### The problem
Reply with one number: how many lines contain the word "source".

--- start Available data ---

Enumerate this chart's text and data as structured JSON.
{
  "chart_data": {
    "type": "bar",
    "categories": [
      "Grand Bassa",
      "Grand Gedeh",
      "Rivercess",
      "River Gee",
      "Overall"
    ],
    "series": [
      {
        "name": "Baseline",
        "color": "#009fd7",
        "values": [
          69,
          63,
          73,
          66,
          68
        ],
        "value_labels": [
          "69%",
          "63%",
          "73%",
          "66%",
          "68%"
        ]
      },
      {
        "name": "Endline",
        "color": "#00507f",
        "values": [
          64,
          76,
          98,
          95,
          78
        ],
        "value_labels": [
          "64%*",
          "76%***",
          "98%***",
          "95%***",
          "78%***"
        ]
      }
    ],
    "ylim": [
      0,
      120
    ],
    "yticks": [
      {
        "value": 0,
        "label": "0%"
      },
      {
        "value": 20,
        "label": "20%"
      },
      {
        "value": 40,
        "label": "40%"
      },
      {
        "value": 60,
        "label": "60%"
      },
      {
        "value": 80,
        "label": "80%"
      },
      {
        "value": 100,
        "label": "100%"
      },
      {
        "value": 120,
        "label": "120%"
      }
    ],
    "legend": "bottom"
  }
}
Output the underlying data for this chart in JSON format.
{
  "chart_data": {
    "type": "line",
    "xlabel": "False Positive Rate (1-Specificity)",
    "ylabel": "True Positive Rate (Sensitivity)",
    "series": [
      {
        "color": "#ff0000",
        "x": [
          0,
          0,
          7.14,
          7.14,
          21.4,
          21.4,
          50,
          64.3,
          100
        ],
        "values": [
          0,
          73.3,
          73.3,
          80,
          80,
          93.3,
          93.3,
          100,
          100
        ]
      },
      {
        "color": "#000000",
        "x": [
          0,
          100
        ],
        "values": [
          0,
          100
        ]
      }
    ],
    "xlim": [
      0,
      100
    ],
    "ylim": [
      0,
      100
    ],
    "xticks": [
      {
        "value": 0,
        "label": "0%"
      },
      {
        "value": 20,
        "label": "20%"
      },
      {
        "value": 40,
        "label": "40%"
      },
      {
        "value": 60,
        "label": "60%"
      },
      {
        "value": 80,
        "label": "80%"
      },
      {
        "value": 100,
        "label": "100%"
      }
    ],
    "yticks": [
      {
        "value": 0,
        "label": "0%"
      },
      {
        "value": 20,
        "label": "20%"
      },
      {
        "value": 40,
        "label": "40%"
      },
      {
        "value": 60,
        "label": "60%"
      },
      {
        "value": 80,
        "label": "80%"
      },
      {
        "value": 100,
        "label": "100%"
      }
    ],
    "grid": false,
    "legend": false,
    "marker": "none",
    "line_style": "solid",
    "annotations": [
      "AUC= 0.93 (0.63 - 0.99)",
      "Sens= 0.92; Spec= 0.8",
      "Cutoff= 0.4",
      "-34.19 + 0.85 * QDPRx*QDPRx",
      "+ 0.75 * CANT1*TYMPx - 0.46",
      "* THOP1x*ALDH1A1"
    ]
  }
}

--- end Available data ---
--- start Available data ---

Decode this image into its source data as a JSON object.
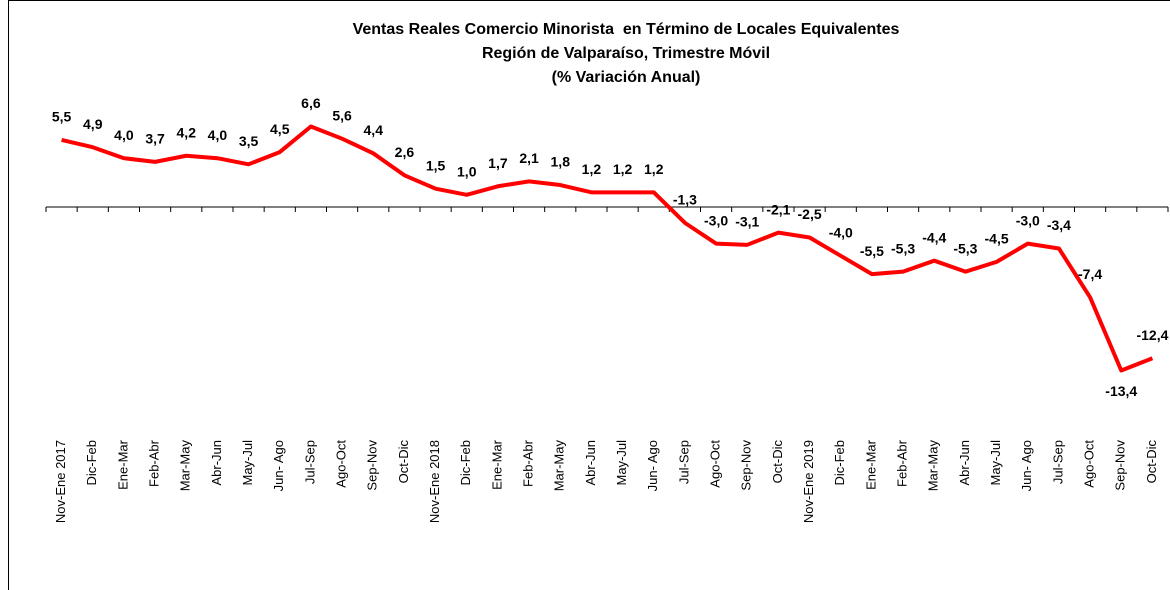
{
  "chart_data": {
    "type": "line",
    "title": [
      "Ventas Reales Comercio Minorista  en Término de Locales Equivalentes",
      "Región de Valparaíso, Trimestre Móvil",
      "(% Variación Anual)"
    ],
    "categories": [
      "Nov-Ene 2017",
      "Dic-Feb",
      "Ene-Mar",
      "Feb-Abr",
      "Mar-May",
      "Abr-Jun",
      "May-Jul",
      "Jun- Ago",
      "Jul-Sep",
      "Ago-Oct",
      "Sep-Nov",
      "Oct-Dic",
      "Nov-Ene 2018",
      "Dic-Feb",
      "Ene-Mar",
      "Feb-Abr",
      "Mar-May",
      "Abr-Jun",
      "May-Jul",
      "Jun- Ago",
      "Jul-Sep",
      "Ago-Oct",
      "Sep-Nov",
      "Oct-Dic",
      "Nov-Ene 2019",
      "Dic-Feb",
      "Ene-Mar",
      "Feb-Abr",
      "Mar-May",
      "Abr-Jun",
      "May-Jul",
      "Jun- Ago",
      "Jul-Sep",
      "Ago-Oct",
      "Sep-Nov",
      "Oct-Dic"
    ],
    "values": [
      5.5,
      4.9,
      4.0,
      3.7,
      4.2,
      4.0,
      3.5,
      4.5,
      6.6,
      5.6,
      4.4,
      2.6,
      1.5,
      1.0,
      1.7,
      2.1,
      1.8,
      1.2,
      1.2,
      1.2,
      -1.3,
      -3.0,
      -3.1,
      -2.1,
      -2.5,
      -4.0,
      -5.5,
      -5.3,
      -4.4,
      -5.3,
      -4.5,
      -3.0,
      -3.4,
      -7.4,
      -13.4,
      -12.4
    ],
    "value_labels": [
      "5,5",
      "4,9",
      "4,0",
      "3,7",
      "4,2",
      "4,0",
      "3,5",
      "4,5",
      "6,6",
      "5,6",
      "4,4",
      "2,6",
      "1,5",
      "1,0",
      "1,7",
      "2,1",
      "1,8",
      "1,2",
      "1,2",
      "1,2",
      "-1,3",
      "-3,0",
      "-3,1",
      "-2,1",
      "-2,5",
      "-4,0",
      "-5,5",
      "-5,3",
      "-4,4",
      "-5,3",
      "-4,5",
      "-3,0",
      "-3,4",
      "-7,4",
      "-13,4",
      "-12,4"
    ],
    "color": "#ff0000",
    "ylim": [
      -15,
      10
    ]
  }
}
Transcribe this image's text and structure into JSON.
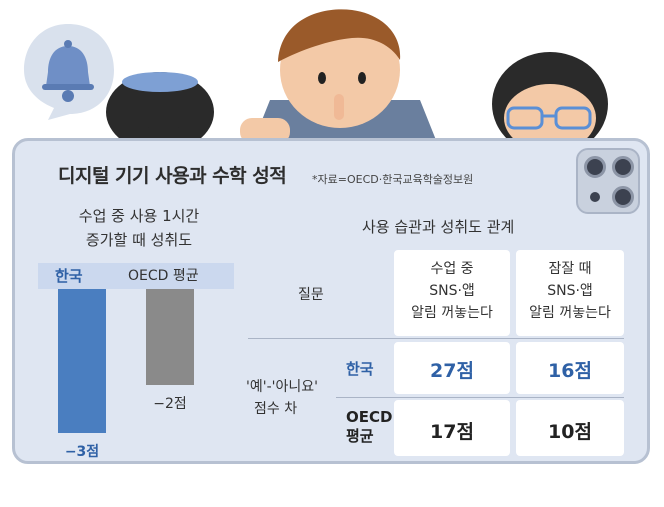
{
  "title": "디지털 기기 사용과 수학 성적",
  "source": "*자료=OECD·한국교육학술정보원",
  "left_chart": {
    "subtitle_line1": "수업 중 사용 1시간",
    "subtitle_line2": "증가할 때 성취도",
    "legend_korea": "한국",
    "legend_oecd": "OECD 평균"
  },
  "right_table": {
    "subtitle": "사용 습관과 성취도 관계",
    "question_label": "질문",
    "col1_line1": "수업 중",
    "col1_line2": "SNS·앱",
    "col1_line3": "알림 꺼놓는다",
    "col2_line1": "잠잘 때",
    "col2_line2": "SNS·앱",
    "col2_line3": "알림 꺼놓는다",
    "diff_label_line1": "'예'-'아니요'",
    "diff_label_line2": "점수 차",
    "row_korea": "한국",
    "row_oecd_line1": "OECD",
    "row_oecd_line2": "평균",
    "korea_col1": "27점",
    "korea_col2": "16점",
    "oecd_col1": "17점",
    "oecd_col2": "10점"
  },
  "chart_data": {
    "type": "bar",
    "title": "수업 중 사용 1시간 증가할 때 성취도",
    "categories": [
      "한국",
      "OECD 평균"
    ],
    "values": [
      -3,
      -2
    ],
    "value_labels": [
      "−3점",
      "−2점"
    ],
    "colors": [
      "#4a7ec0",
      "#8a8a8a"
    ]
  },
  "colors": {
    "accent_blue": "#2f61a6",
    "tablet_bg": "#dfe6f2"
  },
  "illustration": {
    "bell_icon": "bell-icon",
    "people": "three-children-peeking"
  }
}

--- end Available data ---

### Answer
2